#### Data records ####

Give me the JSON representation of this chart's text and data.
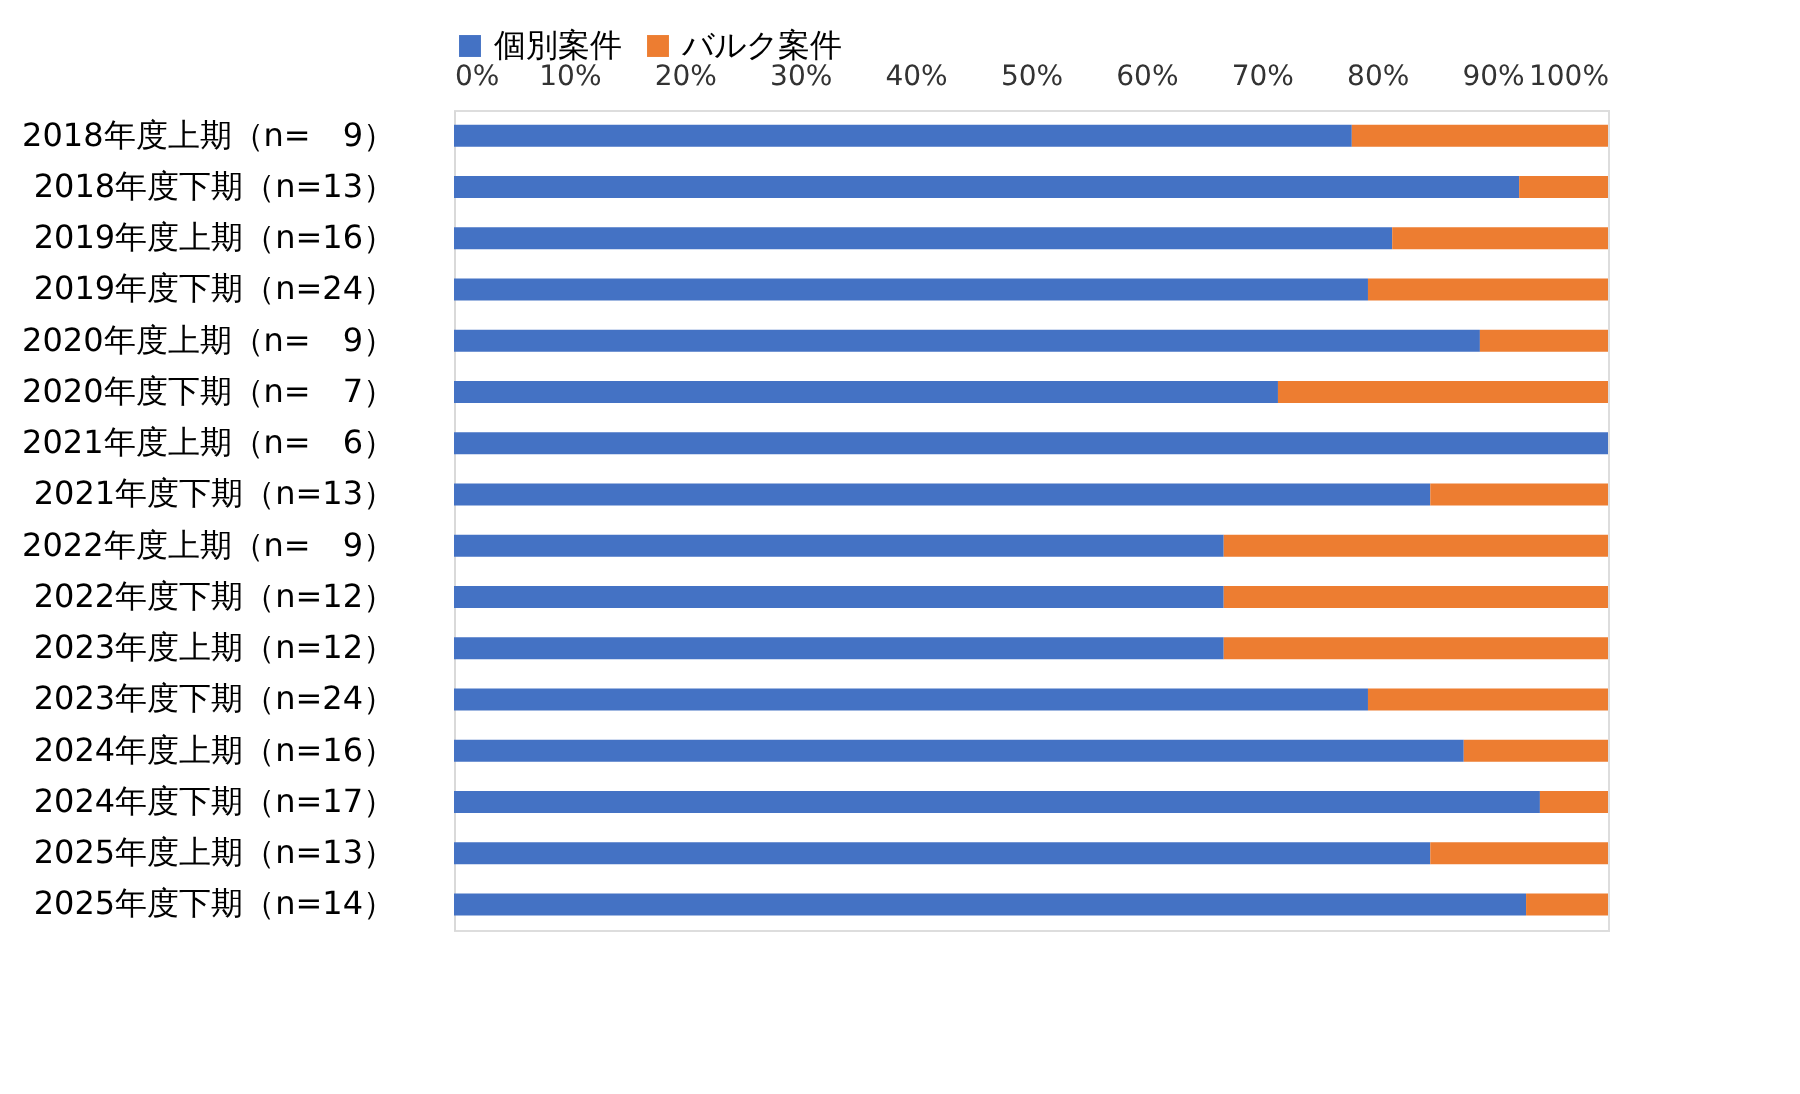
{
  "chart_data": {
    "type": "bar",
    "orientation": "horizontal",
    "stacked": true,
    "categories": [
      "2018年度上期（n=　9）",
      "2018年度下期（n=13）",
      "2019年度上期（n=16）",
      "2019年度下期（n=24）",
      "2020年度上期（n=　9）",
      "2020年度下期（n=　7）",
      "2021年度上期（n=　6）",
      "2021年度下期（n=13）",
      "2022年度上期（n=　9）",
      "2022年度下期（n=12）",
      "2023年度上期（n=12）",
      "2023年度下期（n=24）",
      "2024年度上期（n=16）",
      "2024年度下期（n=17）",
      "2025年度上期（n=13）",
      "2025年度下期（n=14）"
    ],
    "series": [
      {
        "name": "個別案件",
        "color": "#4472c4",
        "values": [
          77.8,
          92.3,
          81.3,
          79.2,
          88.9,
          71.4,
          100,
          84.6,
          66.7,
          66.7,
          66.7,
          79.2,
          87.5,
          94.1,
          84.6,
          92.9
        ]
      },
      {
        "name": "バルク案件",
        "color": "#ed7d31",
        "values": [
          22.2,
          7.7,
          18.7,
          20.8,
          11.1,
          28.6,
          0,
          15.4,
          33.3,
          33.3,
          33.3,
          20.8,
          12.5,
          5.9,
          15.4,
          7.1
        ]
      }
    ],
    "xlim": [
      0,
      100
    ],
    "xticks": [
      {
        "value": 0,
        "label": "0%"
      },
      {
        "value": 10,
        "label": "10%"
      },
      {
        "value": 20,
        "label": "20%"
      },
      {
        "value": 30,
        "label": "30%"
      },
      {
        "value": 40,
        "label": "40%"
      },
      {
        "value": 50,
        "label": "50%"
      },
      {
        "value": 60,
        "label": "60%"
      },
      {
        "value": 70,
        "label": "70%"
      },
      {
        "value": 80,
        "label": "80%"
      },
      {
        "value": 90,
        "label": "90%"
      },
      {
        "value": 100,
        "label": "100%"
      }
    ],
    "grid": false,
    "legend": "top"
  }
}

####
#### Data records ####

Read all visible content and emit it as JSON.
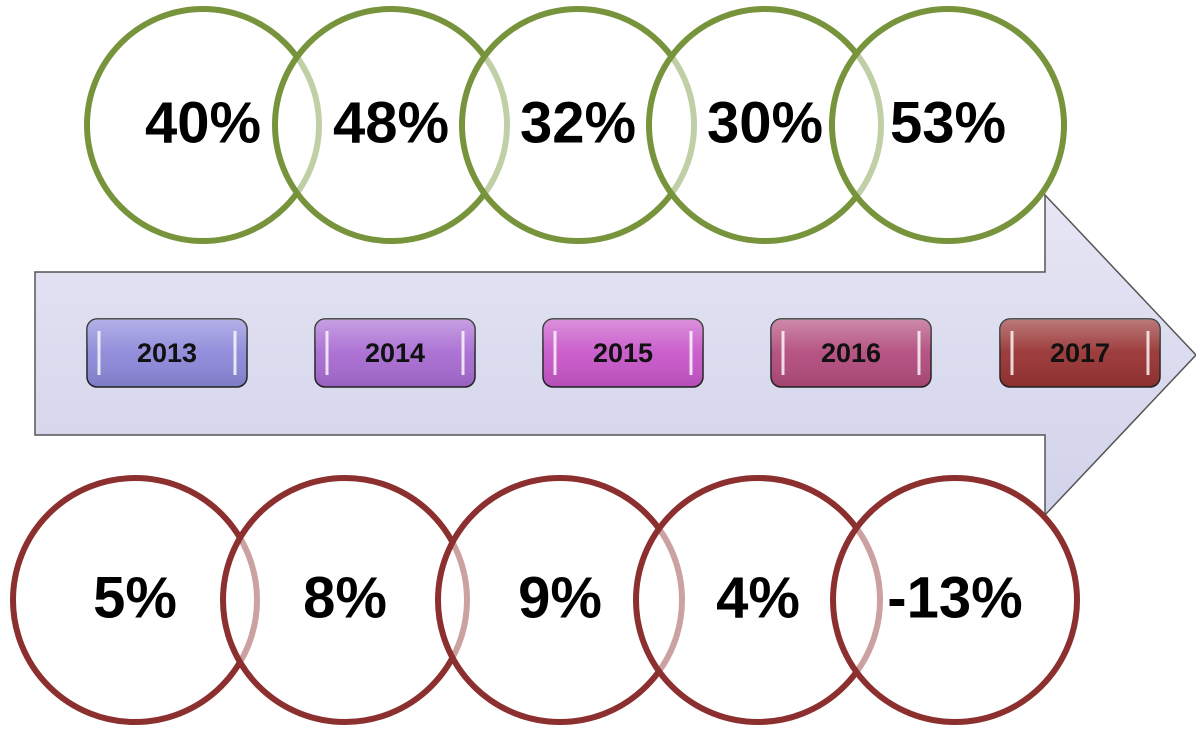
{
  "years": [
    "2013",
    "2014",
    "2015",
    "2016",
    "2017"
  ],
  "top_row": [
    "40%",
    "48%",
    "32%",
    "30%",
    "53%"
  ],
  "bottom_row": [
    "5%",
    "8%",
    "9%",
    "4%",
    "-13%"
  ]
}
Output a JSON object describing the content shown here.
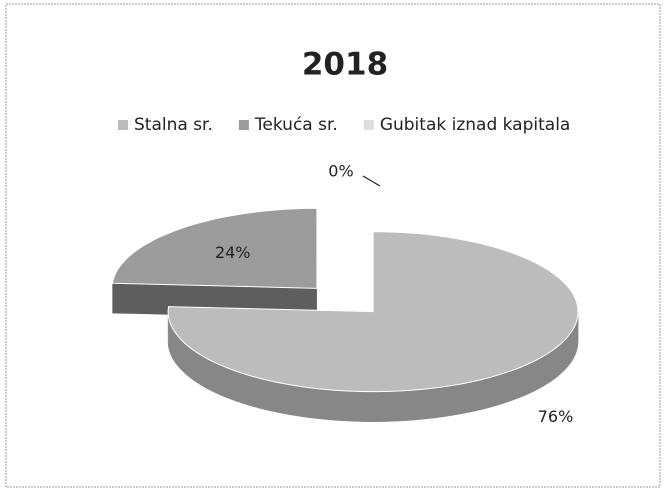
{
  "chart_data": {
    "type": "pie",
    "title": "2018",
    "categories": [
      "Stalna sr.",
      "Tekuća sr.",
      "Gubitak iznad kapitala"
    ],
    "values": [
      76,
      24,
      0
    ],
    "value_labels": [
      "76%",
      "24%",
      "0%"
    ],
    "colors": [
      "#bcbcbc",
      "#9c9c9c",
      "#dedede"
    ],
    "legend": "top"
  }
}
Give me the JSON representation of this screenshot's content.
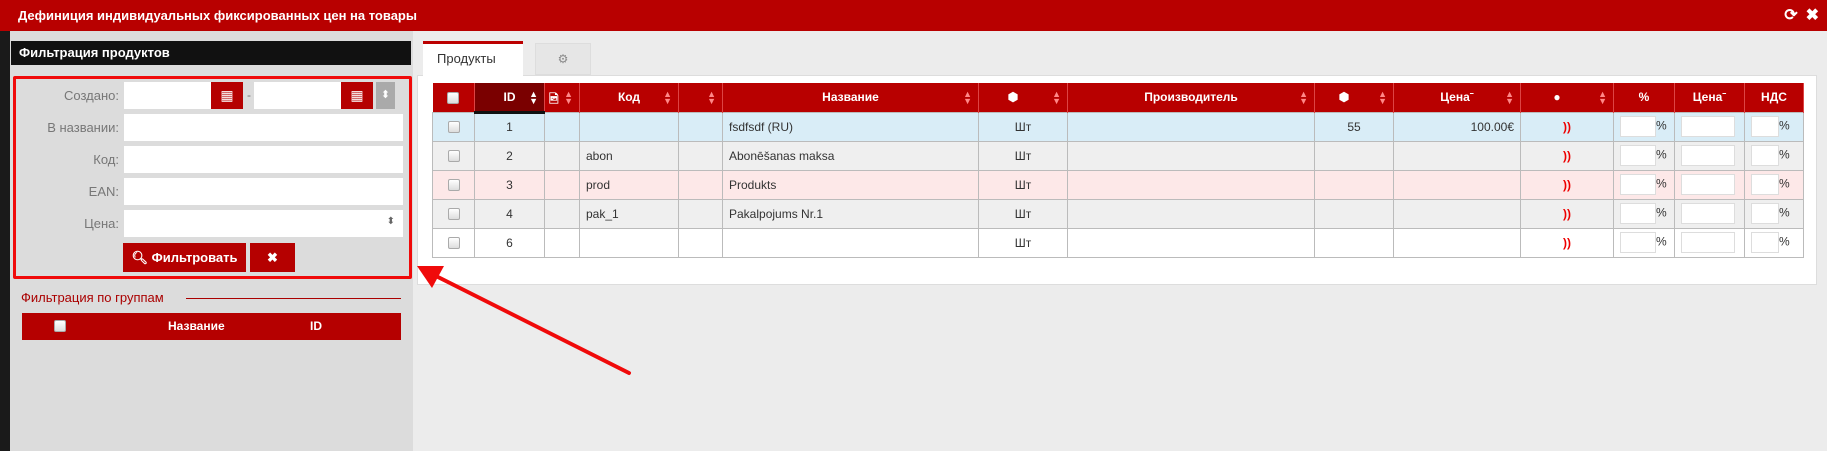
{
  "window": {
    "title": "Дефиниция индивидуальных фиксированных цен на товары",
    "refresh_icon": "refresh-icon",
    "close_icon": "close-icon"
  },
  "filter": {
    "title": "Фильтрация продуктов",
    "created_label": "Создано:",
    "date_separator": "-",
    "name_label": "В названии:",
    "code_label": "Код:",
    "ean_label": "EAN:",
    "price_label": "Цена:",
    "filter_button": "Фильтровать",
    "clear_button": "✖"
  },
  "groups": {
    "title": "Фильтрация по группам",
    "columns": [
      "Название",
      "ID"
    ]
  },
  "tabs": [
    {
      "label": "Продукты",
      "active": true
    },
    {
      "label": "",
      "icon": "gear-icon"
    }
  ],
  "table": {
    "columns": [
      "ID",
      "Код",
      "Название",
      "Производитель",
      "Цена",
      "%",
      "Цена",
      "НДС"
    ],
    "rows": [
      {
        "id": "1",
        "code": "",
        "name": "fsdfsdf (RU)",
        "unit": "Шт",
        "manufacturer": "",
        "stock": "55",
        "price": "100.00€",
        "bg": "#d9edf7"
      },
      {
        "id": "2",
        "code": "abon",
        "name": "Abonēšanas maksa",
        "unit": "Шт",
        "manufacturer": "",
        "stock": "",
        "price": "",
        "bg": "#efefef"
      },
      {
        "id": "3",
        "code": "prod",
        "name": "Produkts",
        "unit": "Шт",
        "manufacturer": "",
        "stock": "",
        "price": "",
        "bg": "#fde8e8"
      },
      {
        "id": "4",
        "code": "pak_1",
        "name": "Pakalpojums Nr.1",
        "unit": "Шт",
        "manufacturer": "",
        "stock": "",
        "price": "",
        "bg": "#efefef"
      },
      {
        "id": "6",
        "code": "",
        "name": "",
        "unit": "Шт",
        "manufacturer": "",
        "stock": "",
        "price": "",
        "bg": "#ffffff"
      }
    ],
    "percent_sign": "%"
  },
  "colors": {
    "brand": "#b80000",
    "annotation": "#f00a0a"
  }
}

####

• Problem to solve: Where a line above holds the string "representation", show that line.

• Solution for this task:
Give me the JSON representation of this chart's text and data.
Give me the JSON representation of this screenshot's content.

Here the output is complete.